WORK INSTRUCTIONS → Report the number of lines in these entries that contain "años". Write only the number.

Data items →
===============
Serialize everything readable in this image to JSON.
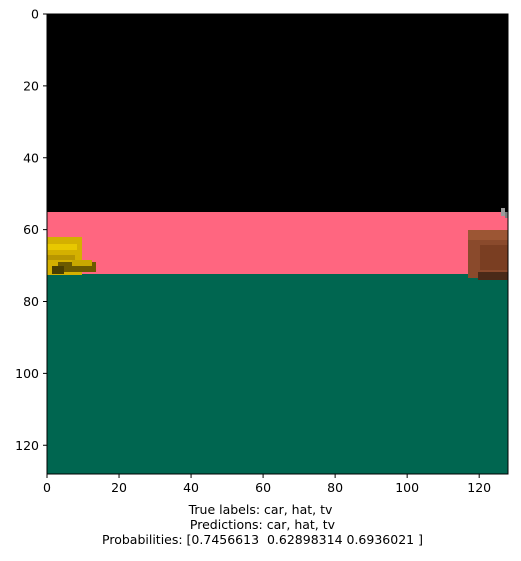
{
  "image": {
    "x_range": [
      0,
      128
    ],
    "y_range": [
      0,
      128
    ],
    "x_ticks": [
      "0",
      "20",
      "40",
      "60",
      "80",
      "100",
      "120"
    ],
    "y_ticks": [
      "0",
      "20",
      "40",
      "60",
      "80",
      "100",
      "120"
    ],
    "colors": {
      "background_top": "#000000",
      "band_middle": "#ff6680",
      "ground": "#006650",
      "hat": "#d4b000",
      "hat_dark": "#6b5a00",
      "tv": "#8a4a2c",
      "tv_dark": "#4a2a18"
    }
  },
  "caption": {
    "true_labels": "True labels: car, hat, tv",
    "predictions": " Predictions: car, hat, tv",
    "probabilities": " Probabilities: [0.7456613  0.62898314 0.6936021 ]"
  }
}
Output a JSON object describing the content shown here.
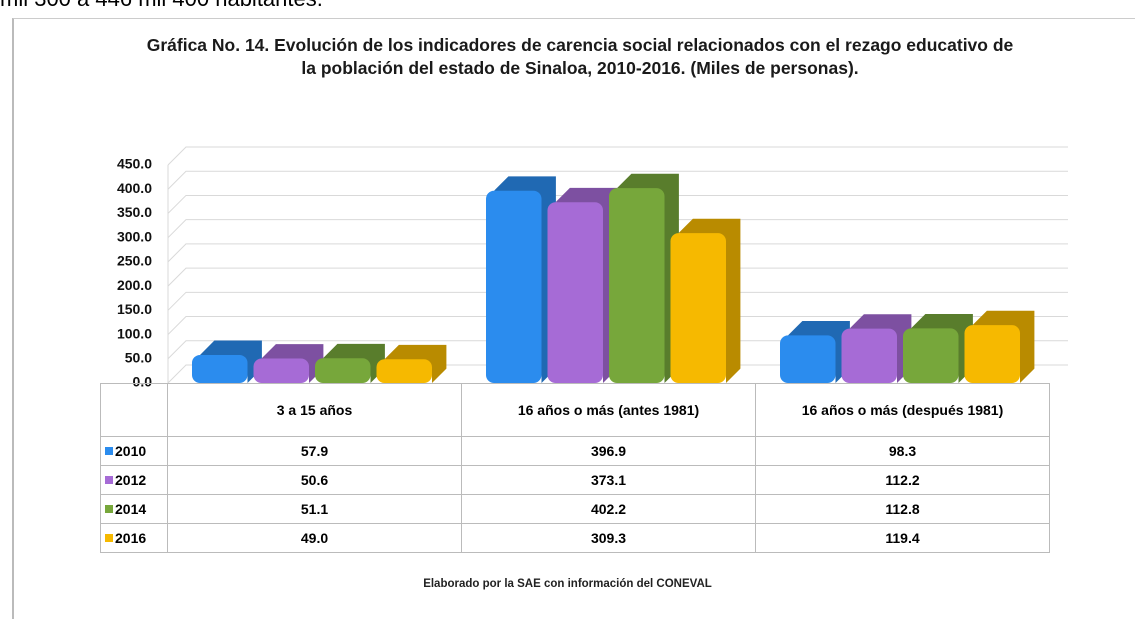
{
  "page_header": "mil 300 a 446 mil 400 habitantes.",
  "chart_data": {
    "type": "bar",
    "title": "Gráfica No. 14. Evolución de los indicadores de carencia social relacionados con el rezago educativo de la población del estado de Sinaloa, 2010-2016. (Miles de personas).",
    "categories": [
      "3 a 15 años",
      "16 años o más (antes 1981)",
      "16 años o más (después 1981)"
    ],
    "series": [
      {
        "name": "2010",
        "color": "#2b8cee",
        "values": [
          57.9,
          396.9,
          98.3
        ],
        "value_labels": [
          "57.9",
          "396.9",
          "98.3"
        ]
      },
      {
        "name": "2012",
        "color": "#a66bd6",
        "values": [
          50.6,
          373.1,
          112.2
        ],
        "value_labels": [
          "50.6",
          "373.1",
          "112.2"
        ]
      },
      {
        "name": "2014",
        "color": "#77a73b",
        "values": [
          51.1,
          402.2,
          112.8
        ],
        "value_labels": [
          "51.1",
          "402.2",
          "112.8"
        ]
      },
      {
        "name": "2016",
        "color": "#f6b900",
        "values": [
          49,
          309.3,
          119.4
        ],
        "value_labels": [
          "49.0",
          "309.3",
          "119.4"
        ]
      }
    ],
    "ylim": [
      0,
      450
    ],
    "yticks": [
      {
        "value": 0,
        "label": "0.0"
      },
      {
        "value": 50,
        "label": "50.0"
      },
      {
        "value": 100,
        "label": "100.0"
      },
      {
        "value": 150,
        "label": "150.0"
      },
      {
        "value": 200,
        "label": "200.0"
      },
      {
        "value": 250,
        "label": "250.0"
      },
      {
        "value": 300,
        "label": "300.0"
      },
      {
        "value": 350,
        "label": "350.0"
      },
      {
        "value": 400,
        "label": "400.0"
      },
      {
        "value": 450,
        "label": "450.0"
      }
    ],
    "grid": true,
    "source": "Elaborado por la SAE con información del CONEVAL"
  }
}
===============
TASK RESULT → 3